Quote the whole listing word for word. Do not include the pictures.
━━━ Exercise data
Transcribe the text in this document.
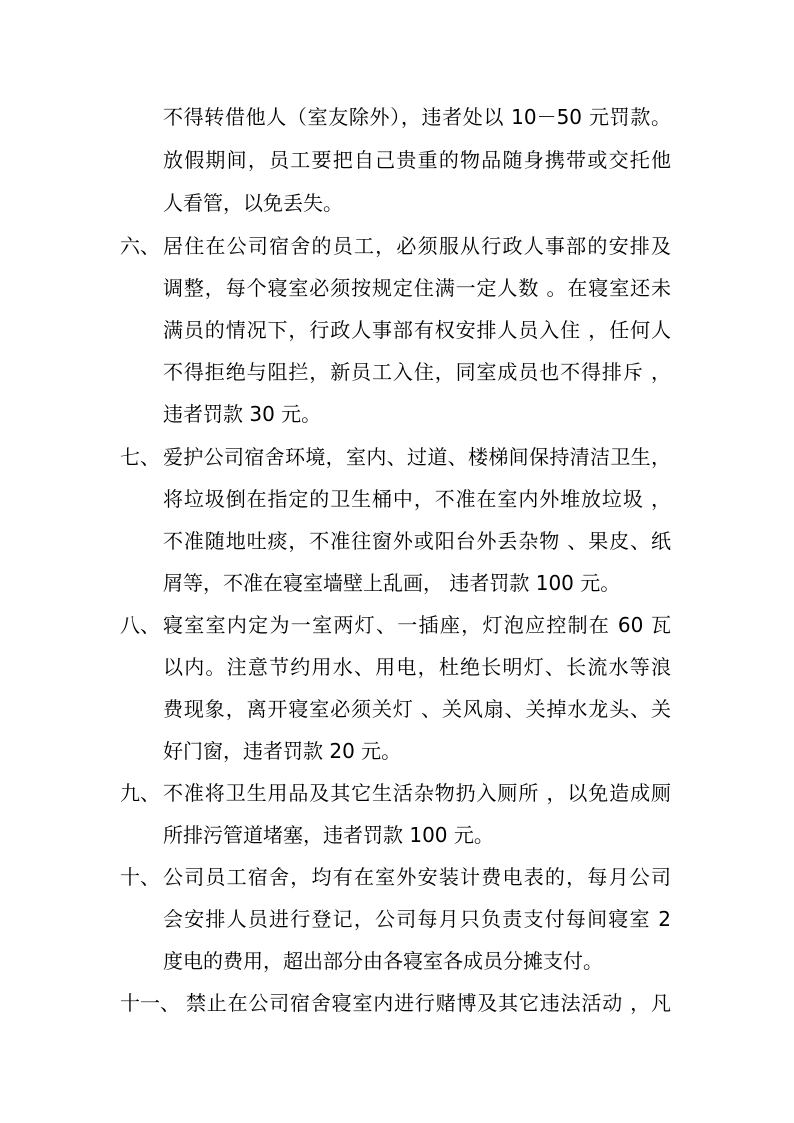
不得转借他人（室友除外），违者处以 10－50 元罚款。
放假期间，员工要把自己贵重的物品随身携带或交托他
人看管，以免丢失。
六、 居住在公司宿舍的员工，必须服从行政人事部的安排及
调整，每个寝室必须按规定住满一定人数 。在寝室还未
满员的情况下，行政人事部有权安排人员入住 ，任何人
不得拒绝与阻拦，新员工入住，同室成员也不得排斥 ，
违者罚款 30 元。
七、 爱护公司宿舍环境，室内、过道、楼梯间保持清洁卫生，
将垃圾倒在指定的卫生桶中，不准在室内外堆放垃圾 ，
不准随地吐痰，不准往窗外或阳台外丢杂物 、果皮、纸
屑等，不准在寝室墙壁上乱画， 违者罚款 100 元。
八、 寝室室内定为一室两灯、一插座，灯泡应控制在 60 瓦
以内。注意节约用水、用电，杜绝长明灯、长流水等浪
费现象，离开寝室必须关灯 、关风扇、关掉水龙头、关
好门窗，违者罚款 20 元。
九、 不准将卫生用品及其它生活杂物扔入厕所 ，以免造成厕
所排污管道堵塞，违者罚款 100 元。
十、 公司员工宿舍，均有在室外安装计费电表的，每月公司
会安排人员进行登记，公司每月只负责支付每间寝室 2
度电的费用，超出部分由各寝室各成员分摊支付。
十一、 禁止在公司宿舍寝室内进行赌博及其它违法活动 ，凡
━━━━━━
Output for this exercise
Transcribe the text in this document.
不得转借他人（室友除外），违者处以 10－50 元罚款。
放假期间，员工要把自己贵重的物品随身携带或交托他
人看管，以免丢失。
六、 居住在公司宿舍的员工，必须服从行政人事部的安排及
调整，每个寝室必须按规定住满一定人数 。在寝室还未
满员的情况下，行政人事部有权安排人员入住 ，任何人
不得拒绝与阻拦，新员工入住，同室成员也不得排斥 ，
违者罚款 30 元。
七、 爱护公司宿舍环境，室内、过道、楼梯间保持清洁卫生，
将垃圾倒在指定的卫生桶中，不准在室内外堆放垃圾 ，
不准随地吐痰，不准往窗外或阳台外丢杂物 、果皮、纸
屑等，不准在寝室墙壁上乱画， 违者罚款 100 元。
八、 寝室室内定为一室两灯、一插座，灯泡应控制在 60 瓦
以内。注意节约用水、用电，杜绝长明灯、长流水等浪
费现象，离开寝室必须关灯 、关风扇、关掉水龙头、关
好门窗，违者罚款 20 元。
九、 不准将卫生用品及其它生活杂物扔入厕所 ，以免造成厕
所排污管道堵塞，违者罚款 100 元。
十、 公司员工宿舍，均有在室外安装计费电表的，每月公司
会安排人员进行登记，公司每月只负责支付每间寝室 2
度电的费用，超出部分由各寝室各成员分摊支付。
十一、 禁止在公司宿舍寝室内进行赌博及其它违法活动 ，凡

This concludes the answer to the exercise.